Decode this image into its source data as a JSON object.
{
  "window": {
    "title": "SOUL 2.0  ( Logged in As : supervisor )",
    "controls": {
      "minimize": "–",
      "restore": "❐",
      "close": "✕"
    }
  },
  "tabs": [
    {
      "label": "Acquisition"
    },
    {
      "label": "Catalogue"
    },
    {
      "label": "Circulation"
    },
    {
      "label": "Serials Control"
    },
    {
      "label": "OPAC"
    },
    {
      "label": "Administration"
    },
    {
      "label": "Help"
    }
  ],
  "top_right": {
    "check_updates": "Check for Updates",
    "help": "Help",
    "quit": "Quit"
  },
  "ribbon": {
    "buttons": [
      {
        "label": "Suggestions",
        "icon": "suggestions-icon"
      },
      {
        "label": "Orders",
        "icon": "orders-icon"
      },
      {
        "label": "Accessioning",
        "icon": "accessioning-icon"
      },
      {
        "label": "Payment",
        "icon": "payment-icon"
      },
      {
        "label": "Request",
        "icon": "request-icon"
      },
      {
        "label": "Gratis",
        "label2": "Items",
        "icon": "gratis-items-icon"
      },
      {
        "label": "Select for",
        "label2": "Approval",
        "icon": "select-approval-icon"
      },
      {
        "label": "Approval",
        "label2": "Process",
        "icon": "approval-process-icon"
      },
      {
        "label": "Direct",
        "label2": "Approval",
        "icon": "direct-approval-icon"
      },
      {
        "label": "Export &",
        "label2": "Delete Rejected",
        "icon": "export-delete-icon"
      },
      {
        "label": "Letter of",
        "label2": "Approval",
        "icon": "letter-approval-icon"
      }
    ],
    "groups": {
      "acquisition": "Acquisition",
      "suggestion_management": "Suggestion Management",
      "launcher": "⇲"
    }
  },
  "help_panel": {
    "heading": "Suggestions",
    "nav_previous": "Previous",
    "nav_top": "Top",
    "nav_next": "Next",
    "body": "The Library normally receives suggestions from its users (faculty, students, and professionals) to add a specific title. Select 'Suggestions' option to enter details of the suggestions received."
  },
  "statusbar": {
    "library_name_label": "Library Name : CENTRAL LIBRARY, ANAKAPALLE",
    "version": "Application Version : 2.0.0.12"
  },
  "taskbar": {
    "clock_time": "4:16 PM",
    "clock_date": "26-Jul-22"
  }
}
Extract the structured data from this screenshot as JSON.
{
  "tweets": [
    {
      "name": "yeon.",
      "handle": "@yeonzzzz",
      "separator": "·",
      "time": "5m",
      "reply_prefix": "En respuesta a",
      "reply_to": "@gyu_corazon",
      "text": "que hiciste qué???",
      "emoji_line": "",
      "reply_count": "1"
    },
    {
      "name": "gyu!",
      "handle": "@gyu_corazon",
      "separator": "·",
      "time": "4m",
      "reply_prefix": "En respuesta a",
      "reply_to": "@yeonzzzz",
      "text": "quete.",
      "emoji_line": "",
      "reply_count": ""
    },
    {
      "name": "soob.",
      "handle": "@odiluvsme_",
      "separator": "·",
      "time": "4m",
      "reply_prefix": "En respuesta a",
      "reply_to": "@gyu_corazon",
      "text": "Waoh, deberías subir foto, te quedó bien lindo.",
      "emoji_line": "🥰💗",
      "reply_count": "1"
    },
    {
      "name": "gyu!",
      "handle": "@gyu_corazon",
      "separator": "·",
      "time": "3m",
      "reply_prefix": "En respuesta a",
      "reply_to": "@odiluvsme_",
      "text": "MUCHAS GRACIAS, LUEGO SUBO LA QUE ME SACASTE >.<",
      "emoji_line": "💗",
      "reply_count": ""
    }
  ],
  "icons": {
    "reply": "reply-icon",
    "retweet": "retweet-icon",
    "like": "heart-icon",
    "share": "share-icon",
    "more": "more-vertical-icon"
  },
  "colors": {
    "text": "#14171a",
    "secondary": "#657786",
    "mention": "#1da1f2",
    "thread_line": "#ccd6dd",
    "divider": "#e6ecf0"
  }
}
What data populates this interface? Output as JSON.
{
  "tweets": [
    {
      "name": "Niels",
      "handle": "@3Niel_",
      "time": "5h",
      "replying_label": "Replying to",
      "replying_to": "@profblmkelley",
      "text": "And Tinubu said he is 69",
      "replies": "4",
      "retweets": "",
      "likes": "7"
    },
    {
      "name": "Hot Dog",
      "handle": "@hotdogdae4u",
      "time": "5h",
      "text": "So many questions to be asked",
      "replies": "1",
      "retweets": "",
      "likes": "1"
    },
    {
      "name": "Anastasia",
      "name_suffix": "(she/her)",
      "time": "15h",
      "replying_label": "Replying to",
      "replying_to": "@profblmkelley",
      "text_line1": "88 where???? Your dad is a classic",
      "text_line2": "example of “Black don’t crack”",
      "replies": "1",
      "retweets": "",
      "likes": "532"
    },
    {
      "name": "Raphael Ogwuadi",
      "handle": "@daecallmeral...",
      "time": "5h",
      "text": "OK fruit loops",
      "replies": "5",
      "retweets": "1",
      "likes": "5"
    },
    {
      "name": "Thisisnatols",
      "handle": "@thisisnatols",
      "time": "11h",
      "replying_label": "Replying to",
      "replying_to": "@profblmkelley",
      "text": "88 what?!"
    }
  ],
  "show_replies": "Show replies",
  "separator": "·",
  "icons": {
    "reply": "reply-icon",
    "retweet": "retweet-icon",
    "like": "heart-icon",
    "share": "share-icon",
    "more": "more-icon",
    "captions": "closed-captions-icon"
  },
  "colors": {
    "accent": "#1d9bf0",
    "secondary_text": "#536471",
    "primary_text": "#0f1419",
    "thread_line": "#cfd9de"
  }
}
= = = = =
### YOUR INSTRUCTIONS:
Identify every line holding the word "replies" and copy it out.

### REPLY:
      "replies": "4",
      "replies": "1",
      "replies": "1",
      "replies": "5",
  "show_replies": "Show replies",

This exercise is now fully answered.